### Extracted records
-- start --

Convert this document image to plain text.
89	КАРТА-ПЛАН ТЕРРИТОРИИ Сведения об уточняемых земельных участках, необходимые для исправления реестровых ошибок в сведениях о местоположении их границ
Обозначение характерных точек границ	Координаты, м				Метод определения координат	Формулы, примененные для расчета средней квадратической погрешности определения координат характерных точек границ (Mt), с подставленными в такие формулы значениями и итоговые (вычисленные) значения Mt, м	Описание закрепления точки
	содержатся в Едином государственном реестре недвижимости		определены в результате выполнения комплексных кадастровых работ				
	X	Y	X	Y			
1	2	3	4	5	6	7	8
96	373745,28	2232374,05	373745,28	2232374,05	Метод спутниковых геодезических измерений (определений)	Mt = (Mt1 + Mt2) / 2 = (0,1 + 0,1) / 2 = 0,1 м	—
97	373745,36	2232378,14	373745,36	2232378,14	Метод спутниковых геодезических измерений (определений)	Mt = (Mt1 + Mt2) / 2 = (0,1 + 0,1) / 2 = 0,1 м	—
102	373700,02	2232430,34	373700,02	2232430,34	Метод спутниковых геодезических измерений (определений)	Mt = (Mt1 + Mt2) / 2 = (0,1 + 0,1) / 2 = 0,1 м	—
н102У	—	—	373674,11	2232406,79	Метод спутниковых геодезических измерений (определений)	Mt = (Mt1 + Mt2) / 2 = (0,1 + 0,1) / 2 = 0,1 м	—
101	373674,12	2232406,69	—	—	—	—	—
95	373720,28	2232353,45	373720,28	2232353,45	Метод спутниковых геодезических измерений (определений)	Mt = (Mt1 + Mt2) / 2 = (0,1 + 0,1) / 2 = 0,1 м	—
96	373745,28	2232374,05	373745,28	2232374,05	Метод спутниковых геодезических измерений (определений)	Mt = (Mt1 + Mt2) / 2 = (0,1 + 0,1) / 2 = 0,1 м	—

-- end --

Transcribe every record above exactly as it appears.

### Solution
Convert this document image to plain text.
89	КАРТА-ПЛАН ТЕРРИТОРИИ Сведения об уточняемых земельных участках, необходимые для исправления реестровых ошибок в сведениях о местоположении их границ
Обозначение характерных точек границ	Координаты, м				Метод определения координат	Формулы, примененные для расчета средней квадратической погрешности определения координат характерных точек границ (Mt), с подставленными в такие формулы значениями и итоговые (вычисленные) значения Mt, м	Описание закрепления точки
	содержатся в Едином государственном реестре недвижимости		определены в результате выполнения комплексных кадастровых работ				
	X	Y	X	Y			
1	2	3	4	5	6	7	8
96	373745,28	2232374,05	373745,28	2232374,05	Метод спутниковых геодезических измерений (определений)	Mt = (Mt1 + Mt2) / 2 = (0,1 + 0,1) / 2 = 0,1 м	—
97	373745,36	2232378,14	373745,36	2232378,14	Метод спутниковых геодезических измерений (определений)	Mt = (Mt1 + Mt2) / 2 = (0,1 + 0,1) / 2 = 0,1 м	—
102	373700,02	2232430,34	373700,02	2232430,34	Метод спутниковых геодезических измерений (определений)	Mt = (Mt1 + Mt2) / 2 = (0,1 + 0,1) / 2 = 0,1 м	—
н102У	—	—	373674,11	2232406,79	Метод спутниковых геодезических измерений (определений)	Mt = (Mt1 + Mt2) / 2 = (0,1 + 0,1) / 2 = 0,1 м	—
101	373674,12	2232406,69	—	—	—	—	—
95	373720,28	2232353,45	373720,28	2232353,45	Метод спутниковых геодезических измерений (определений)	Mt = (Mt1 + Mt2) / 2 = (0,1 + 0,1) / 2 = 0,1 м	—
96	373745,28	2232374,05	373745,28	2232374,05	Метод спутниковых геодезических измерений (определений)	Mt = (Mt1 + Mt2) / 2 = (0,1 + 0,1) / 2 = 0,1 м	—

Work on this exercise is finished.